▶ **Your objective**:
Extract the records in full, leaving every picture out.
- - - -
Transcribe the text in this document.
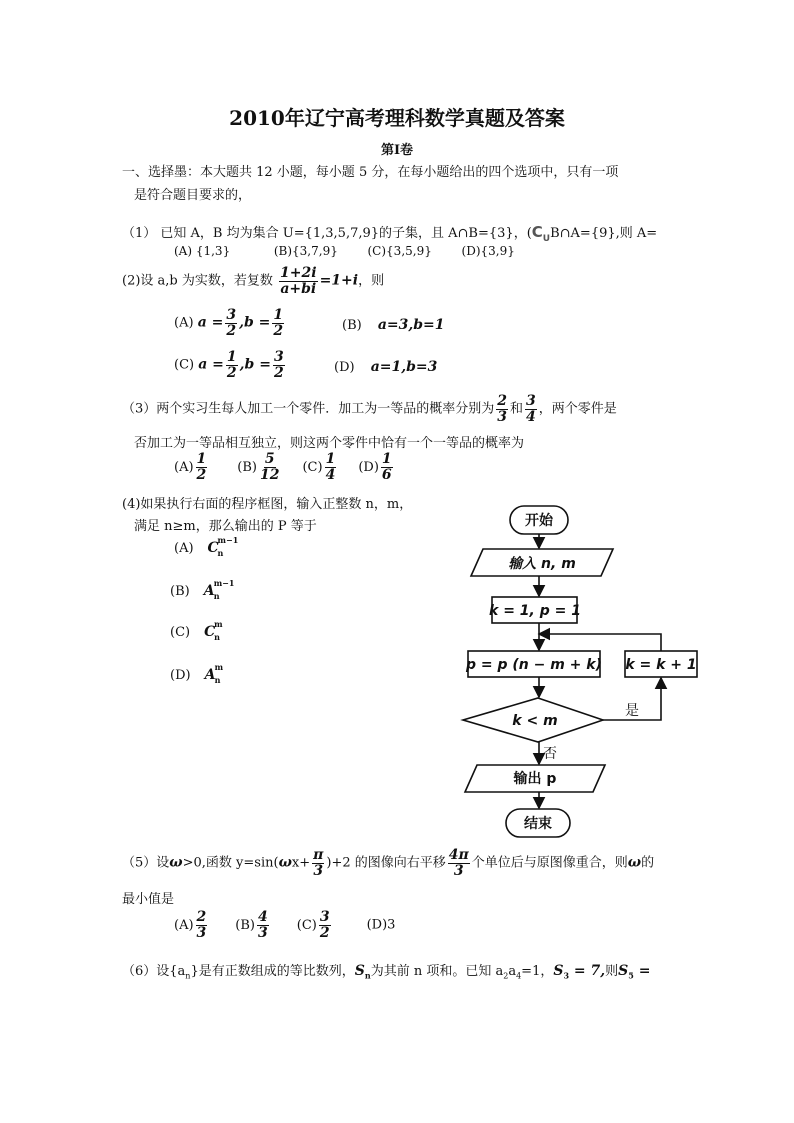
2010年辽宁高考理科数学真题及答案
第Ⅰ卷
一、选择墨：本大题共 12 小题，每小题 5 分，在每小题给出的四个选项中，只有一项
是符合题目要求的，
（1） 已知 A，B 均为集合 U={1,3,5,7,9}的子集，且 A∩B={3}，($C_UB\cap A=\{9\}$,则 A=
(A) {1,3}	(B){3,7,9} (C){3,5,9} (D){3,9}
(2)设 a,b 为实数，若复数 $\frac{1+2i}{a+bi} =1+i$，则
(A) $a = \frac{3}{2} ,b = \frac{1}{2}$	(B) a=3,b=1
(C) $a = \frac{1}{2} ,b = \frac{3}{2}$	(D) a=1,b=3
（3）两个实习生每人加工一个零件．加工为一等品的概率分别为 $\frac{2}{3}$ 和 $\frac{3}{4}$ ，两个零件是
否加工为一等品相互独立，则这两个零件中恰有一个一等品的概率为
$(A) \frac{1}{2} (B) \frac{5}{12} (C) \frac{1}{4} (D) \frac{1}{6}$
(4)如果执行右面的程序框图，输入正整数 n，m，
满足 n≥m，那么输出的 P 等于
(A) C
m−1
n
(B) A m−1
n
(C) C
m
n
(D) A m
n
开始
输入 n, m
k = 1, p = 1
p = p (n − m + k) k = k + 1
k < m
输出 p
结束
是
否
（5）设ω>0,函数 $y=\sin(\omega x+ \frac{\pi}{3} )+2$ 的图像向右平移 $\frac{4\pi}{3}$ 个单位后与原图像重合，则ω的
最小值是
$(A) \frac{2}{3} (B) \frac{4}{3} (C) \frac{3}{2}$	(D)3
（6）设$\{a_n\}$是有正数组成的等比数列，$S_n$为其前 n 项和。已知 $a_2a_4=1$，$S_3 = 7$,则$S_5$ =
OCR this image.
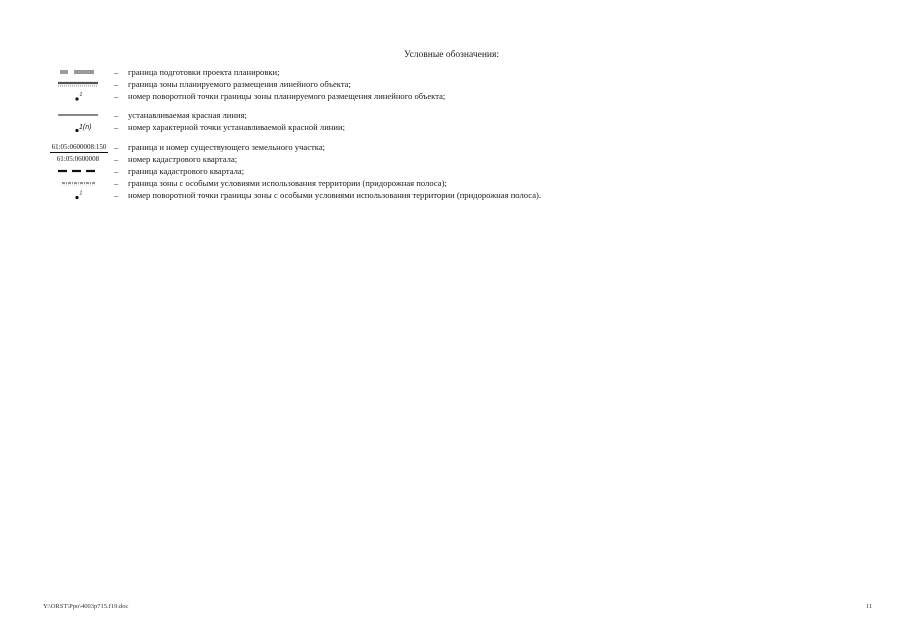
Условные обозначения:
– граница подготовки проекта планировки;
– граница зоны планируемого размещения линейного объекта;
1	– номер поворотной точки границы зоны планируемого размещения линейного объекта;
– устанавливаемая красная линия;
1(n)	– номер характерной точки устанавливаемой красной линии;
61:05:0600008:150 – граница и номер существующего земельного участка;
61:05:0600008	– номер кадастрового квартала;
– граница кадастрового квартала;
– граница зоны с особыми условиями использования территории (придорожная полоса);
1	– номер поворотной точки границы зоны с особыми условиями использования территории (придорожная полоса).
Y:\ORST\Ppo\4003p715.f19.doc	11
- - - -
▶ **Exercise solution**:
Transcribe the text in this document.
2010年辽宁高考理科数学真题及答案
第Ⅰ卷
一、选择墨：本大题共 12 小题，每小题 5 分，在每小题给出的四个选项中，只有一项
是符合题目要求的，
（1） 已知 A，B 均为集合 U={1,3,5,7,9}的子集，且 A∩B={3}，($C_UB\cap A=\{9\}$,则 A=
(A) {1,3}	(B){3,7,9} (C){3,5,9} (D){3,9}
(2)设 a,b 为实数，若复数 $\frac{1+2i}{a+bi} =1+i$，则
(A) $a = \frac{3}{2} ,b = \frac{1}{2}$	(B) a=3,b=1
(C) $a = \frac{1}{2} ,b = \frac{3}{2}$	(D) a=1,b=3
（3）两个实习生每人加工一个零件．加工为一等品的概率分别为 $\frac{2}{3}$ 和 $\frac{3}{4}$ ，两个零件是
否加工为一等品相互独立，则这两个零件中恰有一个一等品的概率为
$(A) \frac{1}{2} (B) \frac{5}{12} (C) \frac{1}{4} (D) \frac{1}{6}$
(4)如果执行右面的程序框图，输入正整数 n，m，
满足 n≥m，那么输出的 P 等于
(A) C
m−1
n
(B) A m−1
n
(C) C
m
n
(D) A m
n
开始
输入 n, m
k = 1, p = 1
p = p (n − m + k) k = k + 1
k < m
输出 p
结束
是
否
（5）设ω>0,函数 $y=\sin(\omega x+ \frac{\pi}{3} )+2$ 的图像向右平移 $\frac{4\pi}{3}$ 个单位后与原图像重合，则ω的
最小值是
$(A) \frac{2}{3} (B) \frac{4}{3} (C) \frac{3}{2}$	(D)3
（6）设$\{a_n\}$是有正数组成的等比数列，$S_n$为其前 n 项和。已知 $a_2a_4=1$，$S_3 = 7$,则$S_5$ =
OCR this image.
Условные обозначения:
– граница подготовки проекта планировки;
– граница зоны планируемого размещения линейного объекта;
1	– номер поворотной точки границы зоны планируемого размещения линейного объекта;
– устанавливаемая красная линия;
1(n)	– номер характерной точки устанавливаемой красной линии;
61:05:0600008:150 – граница и номер существующего земельного участка;
61:05:0600008	– номер кадастрового квартала;
– граница кадастрового квартала;
– граница зоны с особыми условиями использования территории (придорожная полоса);
1	– номер поворотной точки границы зоны с особыми условиями использования территории (придорожная полоса).
Y:\ORST\Ppo\4003p715.f19.doc	11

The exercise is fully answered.